GIVEN DATA:
"""

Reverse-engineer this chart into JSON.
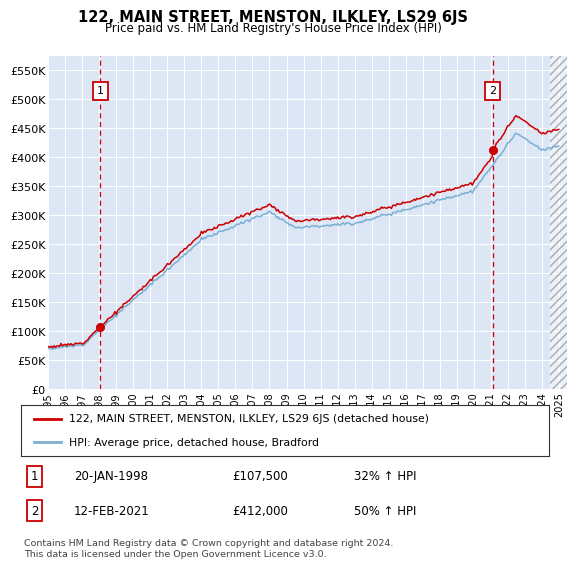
{
  "title": "122, MAIN STREET, MENSTON, ILKLEY, LS29 6JS",
  "subtitle": "Price paid vs. HM Land Registry's House Price Index (HPI)",
  "legend_line1": "122, MAIN STREET, MENSTON, ILKLEY, LS29 6JS (detached house)",
  "legend_line2": "HPI: Average price, detached house, Bradford",
  "annotation1_date": "20-JAN-1998",
  "annotation1_price": "£107,500",
  "annotation1_hpi": "32% ↑ HPI",
  "annotation2_date": "12-FEB-2021",
  "annotation2_price": "£412,000",
  "annotation2_hpi": "50% ↑ HPI",
  "footnote": "Contains HM Land Registry data © Crown copyright and database right 2024.\nThis data is licensed under the Open Government Licence v3.0.",
  "sale1_year": 1998.05,
  "sale1_price": 107500,
  "sale2_year": 2021.12,
  "sale2_price": 412000,
  "hpi_color": "#7ab0d4",
  "price_color": "#cc0000",
  "bg_color": "#dce6f5",
  "plot_bg": "#ffffff",
  "ylim": [
    0,
    575000
  ],
  "xlim_start": 1995,
  "xlim_end": 2025.5,
  "yticks": [
    0,
    50000,
    100000,
    150000,
    200000,
    250000,
    300000,
    350000,
    400000,
    450000,
    500000,
    550000
  ],
  "ytick_labels": [
    "£0",
    "£50K",
    "£100K",
    "£150K",
    "£200K",
    "£250K",
    "£300K",
    "£350K",
    "£400K",
    "£450K",
    "£500K",
    "£550K"
  ],
  "xticks": [
    1995,
    1996,
    1997,
    1998,
    1999,
    2000,
    2001,
    2002,
    2003,
    2004,
    2005,
    2006,
    2007,
    2008,
    2009,
    2010,
    2011,
    2012,
    2013,
    2014,
    2015,
    2016,
    2017,
    2018,
    2019,
    2020,
    2021,
    2022,
    2023,
    2024,
    2025
  ],
  "xtick_labels": [
    "1995",
    "1996",
    "1997",
    "1998",
    "1999",
    "2000",
    "2001",
    "2002",
    "2003",
    "2004",
    "2005",
    "2006",
    "2007",
    "2008",
    "2009",
    "2010",
    "2011",
    "2012",
    "2013",
    "2014",
    "2015",
    "2016",
    "2017",
    "2018",
    "2019",
    "2020",
    "2021",
    "2022",
    "2023",
    "2024",
    "2025"
  ]
}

"""

Every line of the data above should be quoted exactly. Omit the pictures.

WRITTEN ANSWER:
Reverse-engineer this chart into JSON.
{
  "title": "122, MAIN STREET, MENSTON, ILKLEY, LS29 6JS",
  "subtitle": "Price paid vs. HM Land Registry's House Price Index (HPI)",
  "legend_line1": "122, MAIN STREET, MENSTON, ILKLEY, LS29 6JS (detached house)",
  "legend_line2": "HPI: Average price, detached house, Bradford",
  "annotation1_date": "20-JAN-1998",
  "annotation1_price": "£107,500",
  "annotation1_hpi": "32% ↑ HPI",
  "annotation2_date": "12-FEB-2021",
  "annotation2_price": "£412,000",
  "annotation2_hpi": "50% ↑ HPI",
  "footnote": "Contains HM Land Registry data © Crown copyright and database right 2024.\nThis data is licensed under the Open Government Licence v3.0.",
  "sale1_year": 1998.05,
  "sale1_price": 107500,
  "sale2_year": 2021.12,
  "sale2_price": 412000,
  "hpi_color": "#7ab0d4",
  "price_color": "#cc0000",
  "bg_color": "#dce6f5",
  "plot_bg": "#ffffff",
  "ylim": [
    0,
    575000
  ],
  "xlim_start": 1995,
  "xlim_end": 2025.5,
  "yticks": [
    0,
    50000,
    100000,
    150000,
    200000,
    250000,
    300000,
    350000,
    400000,
    450000,
    500000,
    550000
  ],
  "ytick_labels": [
    "£0",
    "£50K",
    "£100K",
    "£150K",
    "£200K",
    "£250K",
    "£300K",
    "£350K",
    "£400K",
    "£450K",
    "£500K",
    "£550K"
  ],
  "xticks": [
    1995,
    1996,
    1997,
    1998,
    1999,
    2000,
    2001,
    2002,
    2003,
    2004,
    2005,
    2006,
    2007,
    2008,
    2009,
    2010,
    2011,
    2012,
    2013,
    2014,
    2015,
    2016,
    2017,
    2018,
    2019,
    2020,
    2021,
    2022,
    2023,
    2024,
    2025
  ],
  "xtick_labels": [
    "1995",
    "1996",
    "1997",
    "1998",
    "1999",
    "2000",
    "2001",
    "2002",
    "2003",
    "2004",
    "2005",
    "2006",
    "2007",
    "2008",
    "2009",
    "2010",
    "2011",
    "2012",
    "2013",
    "2014",
    "2015",
    "2016",
    "2017",
    "2018",
    "2019",
    "2020",
    "2021",
    "2022",
    "2023",
    "2024",
    "2025"
  ]
}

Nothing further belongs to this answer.